=== Stated goal ===
Print the listing in its entirety and exactly, leaving out images.

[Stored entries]
══════════
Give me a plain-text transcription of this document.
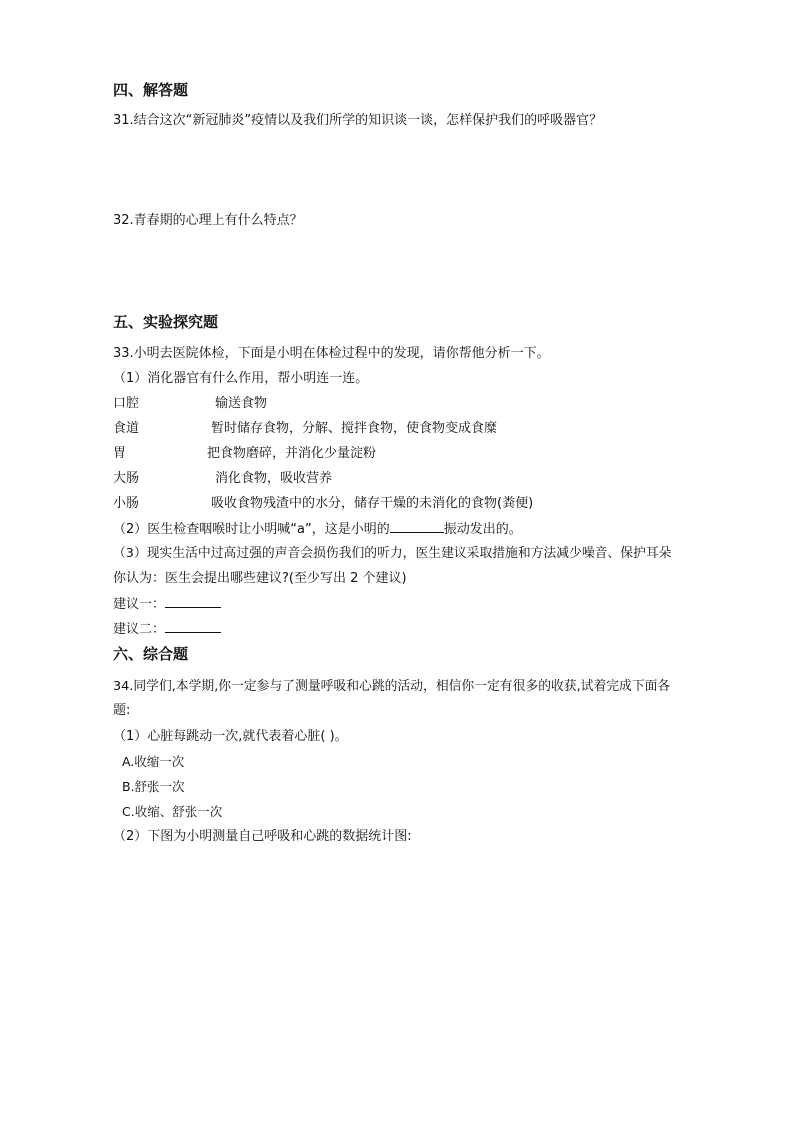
四、解答题
31.结合这次“新冠肺炎”疫情以及我们所学的知识谈一谈，怎样保护我们的呼吸器官？
32.青春期的心理上有什么特点？
五、实验探究题
33.小明去医院体检，下面是小明在体检过程中的发现，请你帮他分析一下。
（1）消化器官有什么作用，帮小明连一连。
口腔	输送食物
食道	暂时储存食物，分解、搅拌食物，使食物变成食糜
胃	把食物磨碎，并消化少量淀粉
大肠	消化食物，吸收营养
小肠	吸收食物残渣中的水分，储存干燥的未消化的食物(粪便)
（2）医生检查咽喉时让小明喊“a”，这是小明的	振动发出的。
（3）现实生活中过高过强的声音会损伤我们的听力，医生建议采取措施和方法减少噪音、保护耳朵
你认为：医生会提出哪些建议?(至少写出 2 个建议)
建议一：
建议二：
六、综合题
34.同学们,本学期,你一定参与了测量呼吸和心跳的活动，相信你一定有很多的收获,试着完成下面各
题:
（1）心脏每跳动一次,就代表着心脏( )。
A.收缩一次
B.舒张一次
C.收缩、舒张一次
（2）下图为小明测量自己呼吸和心跳的数据统计图:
══════════
=== Written answer ===
Give me a plain-text transcription of this document.
四、解答题
31.结合这次“新冠肺炎”疫情以及我们所学的知识谈一谈，怎样保护我们的呼吸器官？
32.青春期的心理上有什么特点？
五、实验探究题
33.小明去医院体检，下面是小明在体检过程中的发现，请你帮他分析一下。
（1）消化器官有什么作用，帮小明连一连。
口腔	输送食物
食道	暂时储存食物，分解、搅拌食物，使食物变成食糜
胃	把食物磨碎，并消化少量淀粉
大肠	消化食物，吸收营养
小肠	吸收食物残渣中的水分，储存干燥的未消化的食物(粪便)
（2）医生检查咽喉时让小明喊“a”，这是小明的	振动发出的。
（3）现实生活中过高过强的声音会损伤我们的听力，医生建议采取措施和方法减少噪音、保护耳朵
你认为：医生会提出哪些建议?(至少写出 2 个建议)
建议一：
建议二：
六、综合题
34.同学们,本学期,你一定参与了测量呼吸和心跳的活动，相信你一定有很多的收获,试着完成下面各
题:
（1）心脏每跳动一次,就代表着心脏( )。
A.收缩一次
B.舒张一次
C.收缩、舒张一次
（2）下图为小明测量自己呼吸和心跳的数据统计图:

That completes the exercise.